## Short exercise:
Pick out every line that holds the string "Москва" and copy it.

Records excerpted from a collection
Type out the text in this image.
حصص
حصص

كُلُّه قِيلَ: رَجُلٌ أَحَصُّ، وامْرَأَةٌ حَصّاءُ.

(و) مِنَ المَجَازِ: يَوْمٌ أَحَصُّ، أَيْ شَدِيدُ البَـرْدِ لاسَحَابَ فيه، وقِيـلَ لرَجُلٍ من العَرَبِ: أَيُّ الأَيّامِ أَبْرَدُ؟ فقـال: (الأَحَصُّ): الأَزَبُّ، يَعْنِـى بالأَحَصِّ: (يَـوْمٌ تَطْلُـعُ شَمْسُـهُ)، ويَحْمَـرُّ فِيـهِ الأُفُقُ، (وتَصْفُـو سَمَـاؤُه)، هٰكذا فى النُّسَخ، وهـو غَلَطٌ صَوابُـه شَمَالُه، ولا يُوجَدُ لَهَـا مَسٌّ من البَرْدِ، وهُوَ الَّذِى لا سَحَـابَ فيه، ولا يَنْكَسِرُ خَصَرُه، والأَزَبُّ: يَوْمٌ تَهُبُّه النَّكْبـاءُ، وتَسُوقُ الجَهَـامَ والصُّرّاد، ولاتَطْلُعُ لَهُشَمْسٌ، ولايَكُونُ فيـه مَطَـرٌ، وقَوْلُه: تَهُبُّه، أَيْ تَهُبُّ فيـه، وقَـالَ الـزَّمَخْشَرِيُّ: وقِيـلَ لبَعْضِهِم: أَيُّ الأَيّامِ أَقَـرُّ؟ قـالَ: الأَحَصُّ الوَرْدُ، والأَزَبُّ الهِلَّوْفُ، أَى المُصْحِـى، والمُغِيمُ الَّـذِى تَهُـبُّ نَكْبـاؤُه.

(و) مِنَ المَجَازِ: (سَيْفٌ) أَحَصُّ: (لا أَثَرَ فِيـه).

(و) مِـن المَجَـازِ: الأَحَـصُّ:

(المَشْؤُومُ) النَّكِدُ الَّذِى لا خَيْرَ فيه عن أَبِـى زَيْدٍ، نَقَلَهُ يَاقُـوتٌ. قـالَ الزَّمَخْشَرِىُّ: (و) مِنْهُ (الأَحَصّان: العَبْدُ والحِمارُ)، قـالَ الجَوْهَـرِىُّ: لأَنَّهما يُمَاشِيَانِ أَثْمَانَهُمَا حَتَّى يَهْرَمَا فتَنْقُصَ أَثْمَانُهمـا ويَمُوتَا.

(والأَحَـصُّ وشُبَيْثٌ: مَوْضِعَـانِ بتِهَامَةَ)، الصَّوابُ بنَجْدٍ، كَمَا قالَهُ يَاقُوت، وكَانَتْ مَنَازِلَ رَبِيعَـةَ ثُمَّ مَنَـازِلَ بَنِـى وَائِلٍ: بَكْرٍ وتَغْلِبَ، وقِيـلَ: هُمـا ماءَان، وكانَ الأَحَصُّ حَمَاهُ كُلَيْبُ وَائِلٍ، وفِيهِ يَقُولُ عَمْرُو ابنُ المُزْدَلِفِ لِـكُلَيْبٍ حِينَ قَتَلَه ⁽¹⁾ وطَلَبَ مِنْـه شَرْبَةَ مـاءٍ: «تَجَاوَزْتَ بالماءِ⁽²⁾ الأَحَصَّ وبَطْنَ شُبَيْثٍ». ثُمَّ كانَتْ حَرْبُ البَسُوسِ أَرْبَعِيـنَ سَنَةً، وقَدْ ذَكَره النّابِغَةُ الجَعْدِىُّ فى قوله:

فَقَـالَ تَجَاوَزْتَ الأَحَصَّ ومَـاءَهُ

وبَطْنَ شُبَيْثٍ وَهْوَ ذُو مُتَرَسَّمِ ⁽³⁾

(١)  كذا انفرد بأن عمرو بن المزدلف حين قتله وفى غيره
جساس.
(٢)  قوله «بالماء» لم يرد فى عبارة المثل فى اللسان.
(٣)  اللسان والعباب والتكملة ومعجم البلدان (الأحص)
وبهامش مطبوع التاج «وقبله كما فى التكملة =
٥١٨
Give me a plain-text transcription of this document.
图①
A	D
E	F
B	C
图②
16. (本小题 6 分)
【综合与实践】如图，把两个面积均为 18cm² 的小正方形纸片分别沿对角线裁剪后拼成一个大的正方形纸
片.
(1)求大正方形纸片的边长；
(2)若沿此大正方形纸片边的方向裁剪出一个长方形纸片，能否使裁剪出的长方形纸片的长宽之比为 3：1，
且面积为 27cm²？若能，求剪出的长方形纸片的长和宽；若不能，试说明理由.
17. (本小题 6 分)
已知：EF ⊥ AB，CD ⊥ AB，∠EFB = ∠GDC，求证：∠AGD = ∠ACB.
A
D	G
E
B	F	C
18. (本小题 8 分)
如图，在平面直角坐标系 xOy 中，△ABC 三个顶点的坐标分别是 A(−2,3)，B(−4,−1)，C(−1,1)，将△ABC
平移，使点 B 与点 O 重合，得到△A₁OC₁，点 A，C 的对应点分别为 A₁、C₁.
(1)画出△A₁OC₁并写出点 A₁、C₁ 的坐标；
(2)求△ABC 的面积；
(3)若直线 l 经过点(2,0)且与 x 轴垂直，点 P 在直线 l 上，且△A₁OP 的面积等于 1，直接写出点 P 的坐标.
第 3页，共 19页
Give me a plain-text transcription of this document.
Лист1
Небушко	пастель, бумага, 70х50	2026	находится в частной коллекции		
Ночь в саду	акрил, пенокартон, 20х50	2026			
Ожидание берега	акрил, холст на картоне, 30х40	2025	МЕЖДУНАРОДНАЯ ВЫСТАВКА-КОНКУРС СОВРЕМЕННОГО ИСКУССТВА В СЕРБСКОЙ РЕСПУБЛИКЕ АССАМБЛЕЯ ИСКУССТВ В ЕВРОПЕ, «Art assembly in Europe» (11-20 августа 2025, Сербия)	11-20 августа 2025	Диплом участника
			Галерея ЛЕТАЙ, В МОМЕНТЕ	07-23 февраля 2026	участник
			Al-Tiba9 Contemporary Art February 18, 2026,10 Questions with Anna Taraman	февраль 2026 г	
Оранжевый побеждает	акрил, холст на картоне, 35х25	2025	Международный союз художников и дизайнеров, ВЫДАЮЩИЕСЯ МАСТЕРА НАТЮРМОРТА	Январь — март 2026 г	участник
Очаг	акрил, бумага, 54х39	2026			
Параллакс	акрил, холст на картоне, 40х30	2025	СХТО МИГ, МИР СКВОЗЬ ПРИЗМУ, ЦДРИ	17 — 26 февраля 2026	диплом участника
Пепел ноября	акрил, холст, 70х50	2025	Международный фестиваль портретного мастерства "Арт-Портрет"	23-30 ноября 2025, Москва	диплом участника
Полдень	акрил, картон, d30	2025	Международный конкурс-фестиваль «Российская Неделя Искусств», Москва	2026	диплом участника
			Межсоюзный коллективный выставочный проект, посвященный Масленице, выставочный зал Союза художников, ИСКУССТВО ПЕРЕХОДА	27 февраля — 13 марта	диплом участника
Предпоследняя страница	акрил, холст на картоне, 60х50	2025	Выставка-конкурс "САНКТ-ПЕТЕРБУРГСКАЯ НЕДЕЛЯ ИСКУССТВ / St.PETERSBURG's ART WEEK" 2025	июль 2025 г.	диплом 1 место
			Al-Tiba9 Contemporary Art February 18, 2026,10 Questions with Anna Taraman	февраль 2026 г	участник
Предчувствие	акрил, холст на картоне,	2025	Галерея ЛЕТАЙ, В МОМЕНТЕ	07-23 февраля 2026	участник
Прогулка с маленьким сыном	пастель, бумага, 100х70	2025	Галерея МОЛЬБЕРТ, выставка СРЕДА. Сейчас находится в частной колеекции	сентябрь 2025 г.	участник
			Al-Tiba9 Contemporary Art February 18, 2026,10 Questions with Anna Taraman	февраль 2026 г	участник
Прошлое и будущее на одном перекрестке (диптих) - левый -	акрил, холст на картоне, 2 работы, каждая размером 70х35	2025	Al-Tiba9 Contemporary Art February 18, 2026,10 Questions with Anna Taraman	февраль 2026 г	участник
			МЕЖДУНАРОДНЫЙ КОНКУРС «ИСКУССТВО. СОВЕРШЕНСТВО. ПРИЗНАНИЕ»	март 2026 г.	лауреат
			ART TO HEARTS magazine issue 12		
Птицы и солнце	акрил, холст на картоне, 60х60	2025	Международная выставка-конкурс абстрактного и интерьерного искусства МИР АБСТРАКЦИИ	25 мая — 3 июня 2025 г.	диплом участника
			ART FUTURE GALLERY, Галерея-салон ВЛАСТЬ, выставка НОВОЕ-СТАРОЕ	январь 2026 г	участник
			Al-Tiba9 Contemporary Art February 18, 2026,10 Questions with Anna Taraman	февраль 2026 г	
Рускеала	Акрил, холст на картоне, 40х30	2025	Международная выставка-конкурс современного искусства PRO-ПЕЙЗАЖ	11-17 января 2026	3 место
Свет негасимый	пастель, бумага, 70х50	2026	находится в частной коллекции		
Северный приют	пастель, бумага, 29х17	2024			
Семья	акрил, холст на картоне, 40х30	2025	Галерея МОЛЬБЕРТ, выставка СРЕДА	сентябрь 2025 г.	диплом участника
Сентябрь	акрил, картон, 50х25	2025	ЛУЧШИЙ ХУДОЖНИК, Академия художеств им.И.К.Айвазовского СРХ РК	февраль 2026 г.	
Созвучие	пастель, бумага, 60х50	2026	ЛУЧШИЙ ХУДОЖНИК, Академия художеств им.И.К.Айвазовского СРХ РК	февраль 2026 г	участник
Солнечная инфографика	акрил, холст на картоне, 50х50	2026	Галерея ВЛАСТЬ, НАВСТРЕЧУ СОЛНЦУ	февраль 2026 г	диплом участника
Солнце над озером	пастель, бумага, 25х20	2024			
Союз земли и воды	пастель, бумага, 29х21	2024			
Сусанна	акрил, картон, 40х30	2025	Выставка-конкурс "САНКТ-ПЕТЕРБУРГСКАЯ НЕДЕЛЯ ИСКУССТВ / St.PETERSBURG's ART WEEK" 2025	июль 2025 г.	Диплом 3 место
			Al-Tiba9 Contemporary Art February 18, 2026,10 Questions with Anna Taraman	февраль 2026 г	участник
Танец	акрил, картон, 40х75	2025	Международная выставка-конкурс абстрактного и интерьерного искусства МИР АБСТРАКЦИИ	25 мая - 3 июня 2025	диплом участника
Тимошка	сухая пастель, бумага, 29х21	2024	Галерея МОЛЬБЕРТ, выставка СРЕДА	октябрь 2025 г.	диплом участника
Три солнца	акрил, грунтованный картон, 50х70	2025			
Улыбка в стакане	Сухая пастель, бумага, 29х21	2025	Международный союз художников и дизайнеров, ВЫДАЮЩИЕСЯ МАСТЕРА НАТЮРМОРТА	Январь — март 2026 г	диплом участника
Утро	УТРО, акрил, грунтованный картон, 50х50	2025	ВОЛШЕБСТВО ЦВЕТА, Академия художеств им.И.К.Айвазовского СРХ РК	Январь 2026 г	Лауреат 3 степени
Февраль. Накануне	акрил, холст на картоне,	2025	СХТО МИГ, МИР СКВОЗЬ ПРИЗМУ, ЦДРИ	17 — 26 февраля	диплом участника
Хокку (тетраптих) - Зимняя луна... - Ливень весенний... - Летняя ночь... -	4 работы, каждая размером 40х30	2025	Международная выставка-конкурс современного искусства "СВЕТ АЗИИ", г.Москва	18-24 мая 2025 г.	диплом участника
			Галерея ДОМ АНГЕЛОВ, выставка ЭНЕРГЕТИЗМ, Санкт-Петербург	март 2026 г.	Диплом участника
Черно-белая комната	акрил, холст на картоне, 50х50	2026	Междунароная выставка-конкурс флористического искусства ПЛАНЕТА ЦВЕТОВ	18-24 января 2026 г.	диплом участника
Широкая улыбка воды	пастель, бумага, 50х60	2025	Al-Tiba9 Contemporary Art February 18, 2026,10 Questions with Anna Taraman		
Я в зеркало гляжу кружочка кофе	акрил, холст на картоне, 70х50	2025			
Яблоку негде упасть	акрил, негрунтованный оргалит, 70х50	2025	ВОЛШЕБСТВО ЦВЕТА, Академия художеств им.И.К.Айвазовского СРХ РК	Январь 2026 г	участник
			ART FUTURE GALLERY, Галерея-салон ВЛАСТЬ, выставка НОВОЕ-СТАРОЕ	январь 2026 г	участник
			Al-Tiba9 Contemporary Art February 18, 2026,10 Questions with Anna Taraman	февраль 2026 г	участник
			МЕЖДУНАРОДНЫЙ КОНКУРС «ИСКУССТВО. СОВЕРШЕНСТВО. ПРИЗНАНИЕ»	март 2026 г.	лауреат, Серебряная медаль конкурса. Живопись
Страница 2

## Written solution:
Пепел ноября	акрил, холст, 70х50	2025	Международный фестиваль портретного мастерства "Арт-Портрет"	23-30 ноября 2025, Москва	диплом участника
Полдень	акрил, картон, d30	2025	Международный конкурс-фестиваль «Российская Неделя Искусств», Москва	2026	диплом участника
Хокку (тетраптих) - Зимняя луна... - Ливень весенний... - Летняя ночь... -	4 работы, каждая размером 40х30	2025	Международная выставка-конкурс современного искусства "СВЕТ АЗИИ", г.Москва	18-24 мая 2025 г.	диплом участника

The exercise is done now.